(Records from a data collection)
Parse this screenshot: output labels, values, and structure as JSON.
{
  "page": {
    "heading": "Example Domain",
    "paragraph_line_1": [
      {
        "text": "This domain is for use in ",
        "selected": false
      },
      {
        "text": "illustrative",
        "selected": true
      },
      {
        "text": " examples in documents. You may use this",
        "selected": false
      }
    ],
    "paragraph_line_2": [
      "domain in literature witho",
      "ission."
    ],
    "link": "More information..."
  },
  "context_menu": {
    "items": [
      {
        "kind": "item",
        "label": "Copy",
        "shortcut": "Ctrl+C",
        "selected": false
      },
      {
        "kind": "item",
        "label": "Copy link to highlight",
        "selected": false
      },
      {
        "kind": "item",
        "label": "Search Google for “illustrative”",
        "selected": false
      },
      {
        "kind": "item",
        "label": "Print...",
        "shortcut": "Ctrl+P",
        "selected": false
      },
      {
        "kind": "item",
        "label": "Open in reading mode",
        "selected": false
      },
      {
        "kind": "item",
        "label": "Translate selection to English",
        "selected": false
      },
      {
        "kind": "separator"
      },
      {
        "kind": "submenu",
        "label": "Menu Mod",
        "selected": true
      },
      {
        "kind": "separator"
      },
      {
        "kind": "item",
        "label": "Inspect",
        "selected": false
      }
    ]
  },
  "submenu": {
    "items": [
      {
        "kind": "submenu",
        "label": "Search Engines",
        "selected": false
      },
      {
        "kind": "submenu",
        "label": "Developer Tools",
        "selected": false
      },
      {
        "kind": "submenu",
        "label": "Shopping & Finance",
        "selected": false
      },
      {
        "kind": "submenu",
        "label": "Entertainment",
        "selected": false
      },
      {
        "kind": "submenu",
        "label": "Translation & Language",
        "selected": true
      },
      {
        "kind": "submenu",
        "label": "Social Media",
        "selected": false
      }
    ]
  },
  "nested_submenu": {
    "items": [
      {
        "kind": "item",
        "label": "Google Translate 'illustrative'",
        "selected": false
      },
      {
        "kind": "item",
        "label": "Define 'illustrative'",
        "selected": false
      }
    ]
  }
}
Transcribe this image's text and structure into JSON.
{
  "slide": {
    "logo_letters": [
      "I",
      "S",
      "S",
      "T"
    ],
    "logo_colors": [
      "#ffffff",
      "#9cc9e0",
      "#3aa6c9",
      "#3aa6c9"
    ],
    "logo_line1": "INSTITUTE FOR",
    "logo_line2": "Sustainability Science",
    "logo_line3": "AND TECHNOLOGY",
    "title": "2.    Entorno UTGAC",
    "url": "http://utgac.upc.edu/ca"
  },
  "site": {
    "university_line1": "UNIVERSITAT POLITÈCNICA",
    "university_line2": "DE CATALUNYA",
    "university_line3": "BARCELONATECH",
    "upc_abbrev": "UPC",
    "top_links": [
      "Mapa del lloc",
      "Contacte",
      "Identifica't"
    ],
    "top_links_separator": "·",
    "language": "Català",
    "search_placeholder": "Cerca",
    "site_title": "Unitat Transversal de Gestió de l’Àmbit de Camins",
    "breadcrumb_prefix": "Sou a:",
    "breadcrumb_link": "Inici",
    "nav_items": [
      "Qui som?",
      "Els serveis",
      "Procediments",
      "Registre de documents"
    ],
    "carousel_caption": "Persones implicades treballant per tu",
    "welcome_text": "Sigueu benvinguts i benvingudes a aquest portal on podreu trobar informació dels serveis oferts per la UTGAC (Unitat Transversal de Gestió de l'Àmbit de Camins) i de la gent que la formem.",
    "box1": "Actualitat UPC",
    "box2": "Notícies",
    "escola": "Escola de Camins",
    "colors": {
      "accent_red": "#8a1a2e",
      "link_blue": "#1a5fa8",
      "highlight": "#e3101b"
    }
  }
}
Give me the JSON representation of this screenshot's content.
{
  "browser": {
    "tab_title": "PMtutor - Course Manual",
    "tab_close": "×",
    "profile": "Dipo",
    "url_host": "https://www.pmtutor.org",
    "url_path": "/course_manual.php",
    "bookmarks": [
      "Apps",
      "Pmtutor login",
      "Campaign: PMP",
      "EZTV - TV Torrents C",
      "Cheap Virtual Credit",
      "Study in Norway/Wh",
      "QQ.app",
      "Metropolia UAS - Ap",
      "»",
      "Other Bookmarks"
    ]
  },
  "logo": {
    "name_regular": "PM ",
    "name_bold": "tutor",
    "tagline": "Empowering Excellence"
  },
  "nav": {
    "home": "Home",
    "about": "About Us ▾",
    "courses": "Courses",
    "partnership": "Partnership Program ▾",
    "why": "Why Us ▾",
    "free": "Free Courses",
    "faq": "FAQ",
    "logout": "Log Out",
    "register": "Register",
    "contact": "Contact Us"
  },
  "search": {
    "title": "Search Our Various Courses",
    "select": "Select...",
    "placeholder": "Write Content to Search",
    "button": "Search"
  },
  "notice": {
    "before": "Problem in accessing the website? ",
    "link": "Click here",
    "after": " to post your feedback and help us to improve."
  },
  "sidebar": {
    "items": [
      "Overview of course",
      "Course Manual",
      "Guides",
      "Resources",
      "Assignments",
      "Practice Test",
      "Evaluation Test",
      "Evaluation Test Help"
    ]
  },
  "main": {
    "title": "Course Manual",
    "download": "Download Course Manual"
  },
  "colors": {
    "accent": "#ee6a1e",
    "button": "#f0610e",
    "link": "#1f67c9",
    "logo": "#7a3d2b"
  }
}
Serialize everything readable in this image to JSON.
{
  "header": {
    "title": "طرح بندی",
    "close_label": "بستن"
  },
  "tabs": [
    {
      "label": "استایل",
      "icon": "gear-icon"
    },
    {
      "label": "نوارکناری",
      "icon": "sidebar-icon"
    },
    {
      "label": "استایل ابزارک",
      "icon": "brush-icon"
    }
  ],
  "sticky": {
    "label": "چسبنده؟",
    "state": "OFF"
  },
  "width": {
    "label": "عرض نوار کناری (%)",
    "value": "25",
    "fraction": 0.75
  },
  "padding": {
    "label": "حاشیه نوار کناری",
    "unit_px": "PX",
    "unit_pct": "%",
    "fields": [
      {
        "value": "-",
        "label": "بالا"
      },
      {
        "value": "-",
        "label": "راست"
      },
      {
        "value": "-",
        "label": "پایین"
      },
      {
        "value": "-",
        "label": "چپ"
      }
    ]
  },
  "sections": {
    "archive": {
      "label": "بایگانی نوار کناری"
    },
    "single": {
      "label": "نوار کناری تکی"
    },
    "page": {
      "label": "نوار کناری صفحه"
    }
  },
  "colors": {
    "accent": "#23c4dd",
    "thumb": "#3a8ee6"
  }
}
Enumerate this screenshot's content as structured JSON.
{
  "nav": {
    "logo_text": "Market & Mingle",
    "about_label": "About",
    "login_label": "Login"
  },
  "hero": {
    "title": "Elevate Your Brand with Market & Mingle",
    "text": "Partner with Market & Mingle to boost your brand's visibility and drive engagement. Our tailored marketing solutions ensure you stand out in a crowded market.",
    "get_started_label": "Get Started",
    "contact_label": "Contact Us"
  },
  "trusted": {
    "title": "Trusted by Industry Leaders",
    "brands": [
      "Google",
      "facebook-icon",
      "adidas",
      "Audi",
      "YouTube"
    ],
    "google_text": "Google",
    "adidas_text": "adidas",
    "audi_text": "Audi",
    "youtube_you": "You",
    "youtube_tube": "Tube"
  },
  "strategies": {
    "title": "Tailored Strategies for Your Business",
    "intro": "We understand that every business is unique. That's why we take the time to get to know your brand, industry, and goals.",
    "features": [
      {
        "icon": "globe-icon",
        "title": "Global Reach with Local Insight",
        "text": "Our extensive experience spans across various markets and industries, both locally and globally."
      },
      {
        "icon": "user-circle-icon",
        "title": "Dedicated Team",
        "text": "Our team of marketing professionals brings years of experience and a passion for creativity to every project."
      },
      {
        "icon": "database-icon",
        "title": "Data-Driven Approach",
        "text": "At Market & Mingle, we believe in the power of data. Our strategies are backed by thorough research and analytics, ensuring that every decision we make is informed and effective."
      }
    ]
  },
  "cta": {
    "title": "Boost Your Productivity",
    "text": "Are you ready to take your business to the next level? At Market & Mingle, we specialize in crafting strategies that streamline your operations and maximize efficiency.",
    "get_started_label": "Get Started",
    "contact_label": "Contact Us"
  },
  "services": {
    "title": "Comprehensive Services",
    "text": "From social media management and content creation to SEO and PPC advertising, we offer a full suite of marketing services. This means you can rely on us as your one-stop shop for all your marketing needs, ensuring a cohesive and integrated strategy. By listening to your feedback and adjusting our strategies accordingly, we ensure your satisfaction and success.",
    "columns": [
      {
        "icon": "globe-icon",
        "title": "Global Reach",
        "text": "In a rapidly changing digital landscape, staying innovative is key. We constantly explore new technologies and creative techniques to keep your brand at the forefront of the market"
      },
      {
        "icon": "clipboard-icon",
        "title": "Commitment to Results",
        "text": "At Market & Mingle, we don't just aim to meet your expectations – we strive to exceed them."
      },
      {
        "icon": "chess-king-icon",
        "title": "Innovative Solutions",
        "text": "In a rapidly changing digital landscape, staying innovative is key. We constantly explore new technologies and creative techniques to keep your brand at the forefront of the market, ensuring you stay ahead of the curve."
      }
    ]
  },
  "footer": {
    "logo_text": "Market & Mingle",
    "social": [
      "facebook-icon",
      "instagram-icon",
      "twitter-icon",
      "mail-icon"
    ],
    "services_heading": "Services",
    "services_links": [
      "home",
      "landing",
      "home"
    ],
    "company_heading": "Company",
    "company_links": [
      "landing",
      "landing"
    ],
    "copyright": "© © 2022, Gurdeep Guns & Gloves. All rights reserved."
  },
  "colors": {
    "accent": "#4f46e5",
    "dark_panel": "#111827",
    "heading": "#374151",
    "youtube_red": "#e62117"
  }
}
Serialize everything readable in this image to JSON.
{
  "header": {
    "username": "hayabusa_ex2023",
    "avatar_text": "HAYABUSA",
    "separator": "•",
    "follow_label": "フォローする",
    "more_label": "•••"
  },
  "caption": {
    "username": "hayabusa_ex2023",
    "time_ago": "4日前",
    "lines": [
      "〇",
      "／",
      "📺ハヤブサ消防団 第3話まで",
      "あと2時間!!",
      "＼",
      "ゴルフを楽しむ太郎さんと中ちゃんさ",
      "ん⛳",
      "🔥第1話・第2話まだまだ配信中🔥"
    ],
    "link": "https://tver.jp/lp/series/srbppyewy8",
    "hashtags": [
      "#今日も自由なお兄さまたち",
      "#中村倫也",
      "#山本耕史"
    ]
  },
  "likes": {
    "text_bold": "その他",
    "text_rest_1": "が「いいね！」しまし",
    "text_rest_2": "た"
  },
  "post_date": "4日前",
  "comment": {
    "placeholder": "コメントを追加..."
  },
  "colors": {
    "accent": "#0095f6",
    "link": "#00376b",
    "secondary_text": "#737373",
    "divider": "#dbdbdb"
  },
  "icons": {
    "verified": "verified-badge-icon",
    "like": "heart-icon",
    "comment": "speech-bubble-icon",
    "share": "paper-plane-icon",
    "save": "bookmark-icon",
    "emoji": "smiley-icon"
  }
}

Instructions for the task: Search the records above for "Google". Copy each line where it is found.

Result of the task:
        "label": "Search Google for “illustrative”",
        "label": "Google Translate 'illustrative'",
      "Google",
    "google_text": "Google",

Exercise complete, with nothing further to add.